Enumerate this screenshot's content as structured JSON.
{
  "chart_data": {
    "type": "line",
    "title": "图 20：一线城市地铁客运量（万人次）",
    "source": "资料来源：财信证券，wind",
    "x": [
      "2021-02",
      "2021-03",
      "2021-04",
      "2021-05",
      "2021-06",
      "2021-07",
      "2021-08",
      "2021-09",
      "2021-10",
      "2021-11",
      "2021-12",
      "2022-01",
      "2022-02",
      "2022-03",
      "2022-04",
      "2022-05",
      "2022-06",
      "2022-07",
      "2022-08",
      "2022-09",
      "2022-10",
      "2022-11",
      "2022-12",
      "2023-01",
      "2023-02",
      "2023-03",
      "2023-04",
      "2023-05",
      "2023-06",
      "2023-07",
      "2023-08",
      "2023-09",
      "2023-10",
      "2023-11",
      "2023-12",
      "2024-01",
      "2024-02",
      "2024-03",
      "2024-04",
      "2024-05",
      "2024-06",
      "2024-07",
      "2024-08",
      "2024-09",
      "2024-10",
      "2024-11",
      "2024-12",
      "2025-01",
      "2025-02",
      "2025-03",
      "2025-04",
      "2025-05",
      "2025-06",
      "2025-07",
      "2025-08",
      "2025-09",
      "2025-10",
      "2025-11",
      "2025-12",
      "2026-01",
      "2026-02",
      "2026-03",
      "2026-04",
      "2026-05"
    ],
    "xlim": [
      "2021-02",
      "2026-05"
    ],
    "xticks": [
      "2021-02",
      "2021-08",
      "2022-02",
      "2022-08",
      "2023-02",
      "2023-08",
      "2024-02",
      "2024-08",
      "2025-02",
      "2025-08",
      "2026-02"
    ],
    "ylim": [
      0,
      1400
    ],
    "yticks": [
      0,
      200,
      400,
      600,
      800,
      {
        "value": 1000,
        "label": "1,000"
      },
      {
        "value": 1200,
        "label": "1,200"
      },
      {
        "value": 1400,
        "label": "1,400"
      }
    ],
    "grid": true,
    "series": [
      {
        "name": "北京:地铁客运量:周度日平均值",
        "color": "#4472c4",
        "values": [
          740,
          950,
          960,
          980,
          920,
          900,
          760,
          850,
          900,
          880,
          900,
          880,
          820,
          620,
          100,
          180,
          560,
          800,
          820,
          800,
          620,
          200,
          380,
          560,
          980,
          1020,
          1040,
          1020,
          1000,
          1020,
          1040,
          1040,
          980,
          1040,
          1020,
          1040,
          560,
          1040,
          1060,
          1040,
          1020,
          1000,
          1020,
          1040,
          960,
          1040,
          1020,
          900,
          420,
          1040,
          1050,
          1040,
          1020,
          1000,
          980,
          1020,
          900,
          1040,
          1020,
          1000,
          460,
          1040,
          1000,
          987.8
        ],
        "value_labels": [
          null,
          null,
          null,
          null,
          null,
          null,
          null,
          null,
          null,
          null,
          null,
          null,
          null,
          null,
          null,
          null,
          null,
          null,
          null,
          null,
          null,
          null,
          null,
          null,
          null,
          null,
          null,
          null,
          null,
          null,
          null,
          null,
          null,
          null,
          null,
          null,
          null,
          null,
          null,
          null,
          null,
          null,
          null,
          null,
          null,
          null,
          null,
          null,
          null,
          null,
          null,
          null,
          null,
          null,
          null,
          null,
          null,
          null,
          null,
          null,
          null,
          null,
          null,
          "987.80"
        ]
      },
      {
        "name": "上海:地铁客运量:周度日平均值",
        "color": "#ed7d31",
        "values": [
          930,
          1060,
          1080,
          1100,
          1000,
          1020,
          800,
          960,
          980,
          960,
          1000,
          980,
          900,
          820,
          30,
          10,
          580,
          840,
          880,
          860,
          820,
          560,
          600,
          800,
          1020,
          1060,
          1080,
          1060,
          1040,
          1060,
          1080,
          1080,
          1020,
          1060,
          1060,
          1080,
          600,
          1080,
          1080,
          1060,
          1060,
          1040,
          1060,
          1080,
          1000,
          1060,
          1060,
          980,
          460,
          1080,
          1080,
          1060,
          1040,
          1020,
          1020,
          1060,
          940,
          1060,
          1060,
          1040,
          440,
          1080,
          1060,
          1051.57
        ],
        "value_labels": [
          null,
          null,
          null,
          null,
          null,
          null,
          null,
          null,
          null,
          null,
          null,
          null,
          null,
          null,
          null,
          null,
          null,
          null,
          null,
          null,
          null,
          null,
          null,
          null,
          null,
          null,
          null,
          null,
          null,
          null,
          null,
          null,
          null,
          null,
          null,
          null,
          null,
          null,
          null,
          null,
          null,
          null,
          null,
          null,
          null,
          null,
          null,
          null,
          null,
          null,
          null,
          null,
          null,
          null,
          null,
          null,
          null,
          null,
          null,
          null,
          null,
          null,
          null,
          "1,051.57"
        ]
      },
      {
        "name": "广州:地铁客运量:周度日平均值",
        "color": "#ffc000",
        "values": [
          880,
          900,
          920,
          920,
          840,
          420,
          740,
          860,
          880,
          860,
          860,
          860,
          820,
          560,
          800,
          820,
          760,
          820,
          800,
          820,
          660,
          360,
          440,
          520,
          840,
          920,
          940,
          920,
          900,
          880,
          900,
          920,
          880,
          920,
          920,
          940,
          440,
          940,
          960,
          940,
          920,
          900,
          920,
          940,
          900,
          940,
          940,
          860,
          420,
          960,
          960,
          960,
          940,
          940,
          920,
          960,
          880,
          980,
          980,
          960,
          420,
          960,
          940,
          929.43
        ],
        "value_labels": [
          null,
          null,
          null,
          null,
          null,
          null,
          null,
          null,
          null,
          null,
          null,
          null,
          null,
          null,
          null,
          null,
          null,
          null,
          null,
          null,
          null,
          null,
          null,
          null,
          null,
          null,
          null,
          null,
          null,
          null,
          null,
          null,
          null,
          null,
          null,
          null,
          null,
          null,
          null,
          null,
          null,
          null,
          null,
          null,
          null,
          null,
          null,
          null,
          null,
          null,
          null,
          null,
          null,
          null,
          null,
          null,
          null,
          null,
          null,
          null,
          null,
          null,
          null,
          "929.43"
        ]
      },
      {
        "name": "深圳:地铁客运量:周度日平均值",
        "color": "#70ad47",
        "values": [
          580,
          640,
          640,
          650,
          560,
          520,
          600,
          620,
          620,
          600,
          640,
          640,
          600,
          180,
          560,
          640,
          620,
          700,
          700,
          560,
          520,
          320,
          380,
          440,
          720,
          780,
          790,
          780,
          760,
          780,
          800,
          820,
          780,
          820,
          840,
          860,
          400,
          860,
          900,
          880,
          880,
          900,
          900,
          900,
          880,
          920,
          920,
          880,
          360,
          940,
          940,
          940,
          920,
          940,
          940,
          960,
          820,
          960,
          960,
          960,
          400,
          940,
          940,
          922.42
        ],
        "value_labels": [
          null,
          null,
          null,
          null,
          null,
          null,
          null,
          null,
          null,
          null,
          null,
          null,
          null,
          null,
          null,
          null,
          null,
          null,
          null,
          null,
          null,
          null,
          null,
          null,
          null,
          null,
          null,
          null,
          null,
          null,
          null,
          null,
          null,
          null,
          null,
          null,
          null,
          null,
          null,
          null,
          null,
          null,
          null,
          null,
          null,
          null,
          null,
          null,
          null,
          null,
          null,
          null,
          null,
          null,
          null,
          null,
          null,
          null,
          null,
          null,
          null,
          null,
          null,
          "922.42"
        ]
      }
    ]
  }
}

REQUIRED WORK –
Locate each line containing the string "name" and show it.

RESPONSE –
        "name": "北京:地铁客运量:周度日平均值",
        "name": "上海:地铁客运量:周度日平均值",
        "name": "广州:地铁客运量:周度日平均值",
        "name": "深圳:地铁客运量:周度日平均值",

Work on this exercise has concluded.